Your goal — Recast the lines from the first one below up to and including the line containing "dtc-description-cell: Right Side Restraints Sensor 2: No" as a JSON list of strings, one string per line, leaving out any blank lines.
## Start Recorded information
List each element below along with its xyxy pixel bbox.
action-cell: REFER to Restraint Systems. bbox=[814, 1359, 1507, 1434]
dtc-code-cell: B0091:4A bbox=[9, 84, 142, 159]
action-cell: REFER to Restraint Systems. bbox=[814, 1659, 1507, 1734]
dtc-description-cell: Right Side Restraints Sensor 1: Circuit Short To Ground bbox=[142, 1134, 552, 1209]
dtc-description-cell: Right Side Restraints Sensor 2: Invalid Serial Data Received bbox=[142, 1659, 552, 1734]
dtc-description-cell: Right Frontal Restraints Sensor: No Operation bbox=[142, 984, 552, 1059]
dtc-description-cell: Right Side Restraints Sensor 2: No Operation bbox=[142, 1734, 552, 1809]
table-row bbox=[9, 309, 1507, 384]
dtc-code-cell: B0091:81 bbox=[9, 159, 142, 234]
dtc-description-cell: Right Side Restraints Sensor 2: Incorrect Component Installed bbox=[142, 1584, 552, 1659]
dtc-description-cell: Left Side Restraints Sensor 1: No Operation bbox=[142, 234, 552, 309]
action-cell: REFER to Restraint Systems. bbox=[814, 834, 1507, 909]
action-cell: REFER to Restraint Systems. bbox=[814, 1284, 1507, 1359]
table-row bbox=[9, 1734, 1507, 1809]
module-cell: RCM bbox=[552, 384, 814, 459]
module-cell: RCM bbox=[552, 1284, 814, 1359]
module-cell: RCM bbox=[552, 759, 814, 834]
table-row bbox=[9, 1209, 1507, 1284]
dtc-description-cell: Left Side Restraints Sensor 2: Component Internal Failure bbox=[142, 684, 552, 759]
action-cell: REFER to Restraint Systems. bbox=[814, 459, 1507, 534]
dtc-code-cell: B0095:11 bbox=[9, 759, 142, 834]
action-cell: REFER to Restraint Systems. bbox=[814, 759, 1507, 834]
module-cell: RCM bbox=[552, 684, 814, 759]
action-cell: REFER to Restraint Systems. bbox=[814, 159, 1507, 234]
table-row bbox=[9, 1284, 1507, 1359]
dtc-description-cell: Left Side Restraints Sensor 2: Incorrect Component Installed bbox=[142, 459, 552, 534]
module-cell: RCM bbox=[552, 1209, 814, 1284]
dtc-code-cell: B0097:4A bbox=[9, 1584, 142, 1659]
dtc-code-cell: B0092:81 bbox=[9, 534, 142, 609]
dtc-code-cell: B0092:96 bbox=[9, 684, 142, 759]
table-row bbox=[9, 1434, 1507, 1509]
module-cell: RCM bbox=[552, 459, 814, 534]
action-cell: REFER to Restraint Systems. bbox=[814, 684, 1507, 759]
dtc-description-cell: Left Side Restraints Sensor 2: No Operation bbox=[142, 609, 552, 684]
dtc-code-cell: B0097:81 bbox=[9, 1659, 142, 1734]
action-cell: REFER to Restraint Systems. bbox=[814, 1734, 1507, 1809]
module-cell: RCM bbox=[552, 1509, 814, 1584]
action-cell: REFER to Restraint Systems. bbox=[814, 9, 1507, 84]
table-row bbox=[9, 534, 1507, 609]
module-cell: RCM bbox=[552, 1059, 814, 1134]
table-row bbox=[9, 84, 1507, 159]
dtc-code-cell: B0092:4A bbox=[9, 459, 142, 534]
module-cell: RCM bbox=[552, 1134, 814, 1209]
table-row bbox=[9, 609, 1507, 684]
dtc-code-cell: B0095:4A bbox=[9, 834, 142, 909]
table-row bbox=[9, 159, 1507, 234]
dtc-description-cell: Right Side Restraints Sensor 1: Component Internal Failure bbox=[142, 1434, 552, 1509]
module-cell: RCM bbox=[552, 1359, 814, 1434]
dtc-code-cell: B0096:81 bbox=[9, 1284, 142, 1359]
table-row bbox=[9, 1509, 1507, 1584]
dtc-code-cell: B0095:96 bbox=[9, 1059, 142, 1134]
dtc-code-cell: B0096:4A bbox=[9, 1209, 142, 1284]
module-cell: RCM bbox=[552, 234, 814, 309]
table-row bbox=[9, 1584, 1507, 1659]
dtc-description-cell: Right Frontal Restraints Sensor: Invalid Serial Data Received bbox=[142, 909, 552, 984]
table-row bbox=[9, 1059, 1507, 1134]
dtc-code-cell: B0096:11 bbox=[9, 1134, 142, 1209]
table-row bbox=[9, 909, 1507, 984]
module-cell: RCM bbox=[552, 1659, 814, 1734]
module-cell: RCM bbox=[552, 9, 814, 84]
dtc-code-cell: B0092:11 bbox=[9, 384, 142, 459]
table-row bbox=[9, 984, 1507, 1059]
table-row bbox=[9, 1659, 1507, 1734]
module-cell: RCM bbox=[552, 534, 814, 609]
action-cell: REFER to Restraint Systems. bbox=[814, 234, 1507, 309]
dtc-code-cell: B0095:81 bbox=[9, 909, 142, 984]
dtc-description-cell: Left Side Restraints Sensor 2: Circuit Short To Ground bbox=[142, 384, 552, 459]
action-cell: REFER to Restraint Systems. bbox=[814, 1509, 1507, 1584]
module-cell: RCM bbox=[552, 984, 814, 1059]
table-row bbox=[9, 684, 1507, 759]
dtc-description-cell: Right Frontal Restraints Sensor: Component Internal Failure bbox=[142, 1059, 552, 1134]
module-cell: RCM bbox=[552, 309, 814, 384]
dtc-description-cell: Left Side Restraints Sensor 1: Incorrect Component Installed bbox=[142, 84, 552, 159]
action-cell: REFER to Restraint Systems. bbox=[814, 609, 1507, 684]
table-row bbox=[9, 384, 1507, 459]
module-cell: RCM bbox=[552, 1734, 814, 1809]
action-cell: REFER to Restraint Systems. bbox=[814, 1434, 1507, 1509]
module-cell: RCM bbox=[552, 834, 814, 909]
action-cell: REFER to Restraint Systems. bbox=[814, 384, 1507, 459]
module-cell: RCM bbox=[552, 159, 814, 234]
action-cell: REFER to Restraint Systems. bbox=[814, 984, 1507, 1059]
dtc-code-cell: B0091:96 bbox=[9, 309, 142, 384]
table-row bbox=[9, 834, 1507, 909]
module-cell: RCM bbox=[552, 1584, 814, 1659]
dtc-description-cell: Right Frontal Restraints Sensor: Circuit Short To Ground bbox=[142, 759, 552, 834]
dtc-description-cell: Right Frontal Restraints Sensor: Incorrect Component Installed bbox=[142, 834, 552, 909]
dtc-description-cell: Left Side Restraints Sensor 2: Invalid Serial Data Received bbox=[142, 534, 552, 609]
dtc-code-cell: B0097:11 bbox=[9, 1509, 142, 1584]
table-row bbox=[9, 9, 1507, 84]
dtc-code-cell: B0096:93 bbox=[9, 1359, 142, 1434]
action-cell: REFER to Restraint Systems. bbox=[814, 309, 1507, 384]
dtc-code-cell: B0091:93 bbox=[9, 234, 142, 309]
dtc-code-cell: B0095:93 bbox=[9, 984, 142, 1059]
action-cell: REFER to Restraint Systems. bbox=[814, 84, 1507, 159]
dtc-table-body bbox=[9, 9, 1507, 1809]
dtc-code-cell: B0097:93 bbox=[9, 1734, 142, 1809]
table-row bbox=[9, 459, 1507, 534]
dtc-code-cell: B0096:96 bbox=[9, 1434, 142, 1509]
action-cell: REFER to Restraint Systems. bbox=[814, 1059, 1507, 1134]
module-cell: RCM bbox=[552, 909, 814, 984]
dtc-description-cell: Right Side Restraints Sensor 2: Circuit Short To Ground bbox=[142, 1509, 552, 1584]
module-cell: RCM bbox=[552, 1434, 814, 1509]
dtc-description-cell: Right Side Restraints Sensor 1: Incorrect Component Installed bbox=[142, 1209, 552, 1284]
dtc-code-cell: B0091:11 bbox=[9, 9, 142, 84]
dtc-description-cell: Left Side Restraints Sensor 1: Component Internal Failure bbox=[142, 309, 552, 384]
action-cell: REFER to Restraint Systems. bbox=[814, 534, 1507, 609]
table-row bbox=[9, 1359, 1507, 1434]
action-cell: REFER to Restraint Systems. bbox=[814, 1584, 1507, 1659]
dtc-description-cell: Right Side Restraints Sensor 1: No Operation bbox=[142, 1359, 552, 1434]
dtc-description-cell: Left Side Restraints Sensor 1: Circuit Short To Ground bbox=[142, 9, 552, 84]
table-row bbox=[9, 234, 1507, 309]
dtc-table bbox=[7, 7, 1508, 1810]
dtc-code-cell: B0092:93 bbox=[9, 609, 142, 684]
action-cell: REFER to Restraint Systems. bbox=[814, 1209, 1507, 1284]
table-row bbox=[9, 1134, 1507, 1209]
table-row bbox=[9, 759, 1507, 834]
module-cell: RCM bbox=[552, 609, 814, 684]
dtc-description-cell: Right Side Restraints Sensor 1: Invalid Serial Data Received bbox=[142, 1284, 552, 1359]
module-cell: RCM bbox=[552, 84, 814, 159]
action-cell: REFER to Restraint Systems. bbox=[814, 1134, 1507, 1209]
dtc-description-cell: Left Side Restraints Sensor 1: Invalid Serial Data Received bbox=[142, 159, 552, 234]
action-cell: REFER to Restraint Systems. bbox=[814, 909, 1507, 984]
## End Recorded information
Written reply —
[
  "List each element below along with its xyxy pixel bbox.",
  "action-cell: REFER to Restraint Systems. bbox=[814, 1359, 1507, 1434]",
  "dtc-code-cell: B0091:4A bbox=[9, 84, 142, 159]",
  "action-cell: REFER to Restraint Systems. bbox=[814, 1659, 1507, 1734]",
  "dtc-description-cell: Right Side Restraints Sensor 1: Circuit Short To Ground bbox=[142, 1134, 552, 1209]",
  "dtc-description-cell: Right Side Restraints Sensor 2: Invalid Serial Data Received bbox=[142, 1659, 552, 1734]",
  "dtc-description-cell: Right Frontal Restraints Sensor: No Operation bbox=[142, 984, 552, 1059]",
  "dtc-description-cell: Right Side Restraints Sensor 2: No Operation bbox=[142, 1734, 552, 1809]"
]